TASK TO COMPLETE: Repeat the data word for word. Do not include the pictures.

--- start RECORDS FOR THE EXERCISE ---

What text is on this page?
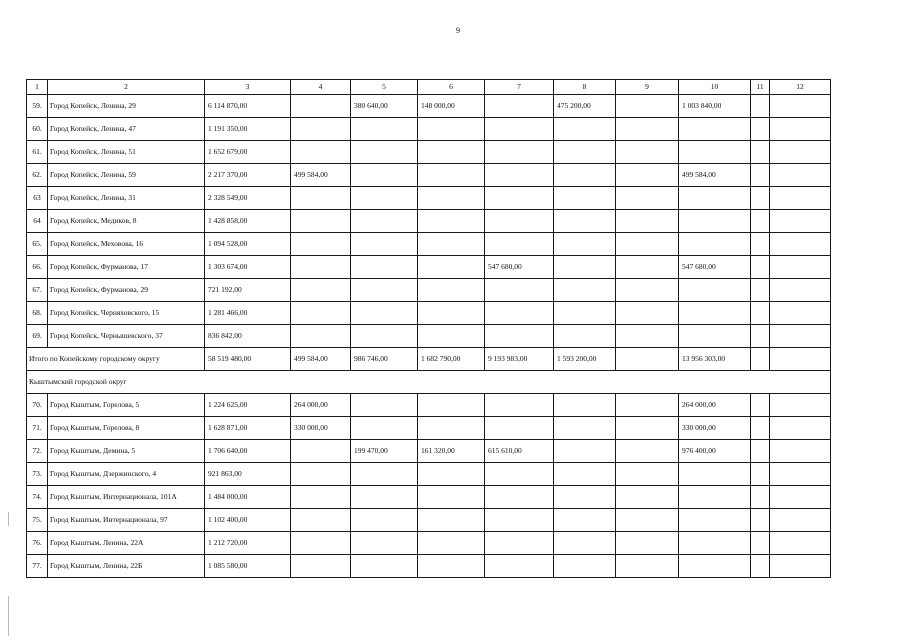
9
1	2	3	4	5	6	7	8	9	10	11	12
59.	Город Копейск, Ленина, 29	6 114 870,00		380 640,00	148 000,00		475 200,00		1 003 840,00		
60.	Город Копейск, Ленина, 47	1 191 350,00									
61.	Город Копейск, Ленина, 51	1 652 679,00									
62.	Город Копейск, Ленина, 59	2 217 370,00	499 584,00						499 584,00		
63	Город Копейск, Ленина, 31	2 328 549,00									
64	Город Копейск, Медиков, 8	1 428 858,00									
65.	Город Копейск, Меховова, 16	1 094 528,00									
66.	Город Копейск, Фурманова, 17	1 303 674,00				547 680,00			547 680,00		
67.	Город Копейск, Фурманова, 29	721 192,00									
68.	Город Копейск, Черняховского, 15	1 281 466,00									
69.	Город Копейск, Чернышевского, 37	836 842,00									
Итого по Копейскому городскому округу		58 519 480,00	499 584,00	986 746,00	1 682 790,00	9 193 983,00	1 593 200,00		13 956 303,00		
Кыштымский городской округ											
70.	Город Кыштым, Горелова, 5	1 224 625,00	264 000,00						264 000,00		
71.	Город Кыштым, Горелова, 8	1 628 871,00	330 000,00						330 000,00		
72.	Город Кыштым, Демина, 5	1 706 640,00		199 470,00	161 320,00	615 610,00			976 400,00		
73.	Город Кыштым, Дзержинского, 4	921 863,00									
74.	Город Кыштым, Интернационала, 101А	1 484 000,00									
75.	Город Кыштым, Интернационала, 97	1 102 400,00									
76.	Город Кыштым, Ленина, 22А	1 212 720,00									
77.	Город Кыштым, Ленина, 22Б	1 085 580,00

--- end RECORDS FOR THE EXERCISE ---

WRITTEN ANSWER:
What text is on this page?
9
1	2	3	4	5	6	7	8	9	10	11	12
59.	Город Копейск, Ленина, 29	6 114 870,00		380 640,00	148 000,00		475 200,00		1 003 840,00		
60.	Город Копейск, Ленина, 47	1 191 350,00									
61.	Город Копейск, Ленина, 51	1 652 679,00									
62.	Город Копейск, Ленина, 59	2 217 370,00	499 584,00						499 584,00		
63	Город Копейск, Ленина, 31	2 328 549,00									
64	Город Копейск, Медиков, 8	1 428 858,00									
65.	Город Копейск, Меховова, 16	1 094 528,00									
66.	Город Копейск, Фурманова, 17	1 303 674,00				547 680,00			547 680,00		
67.	Город Копейск, Фурманова, 29	721 192,00									
68.	Город Копейск, Черняховского, 15	1 281 466,00									
69.	Город Копейск, Чернышевского, 37	836 842,00									
Итого по Копейскому городскому округу		58 519 480,00	499 584,00	986 746,00	1 682 790,00	9 193 983,00	1 593 200,00		13 956 303,00		
Кыштымский городской округ											
70.	Город Кыштым, Горелова, 5	1 224 625,00	264 000,00						264 000,00		
71.	Город Кыштым, Горелова, 8	1 628 871,00	330 000,00						330 000,00		
72.	Город Кыштым, Демина, 5	1 706 640,00		199 470,00	161 320,00	615 610,00			976 400,00		
73.	Город Кыштым, Дзержинского, 4	921 863,00									
74.	Город Кыштым, Интернационала, 101А	1 484 000,00									
75.	Город Кыштым, Интернационала, 97	1 102 400,00									
76.	Город Кыштым, Ленина, 22А	1 212 720,00									
77.	Город Кыштым, Ленина, 22Б	1 085 580,00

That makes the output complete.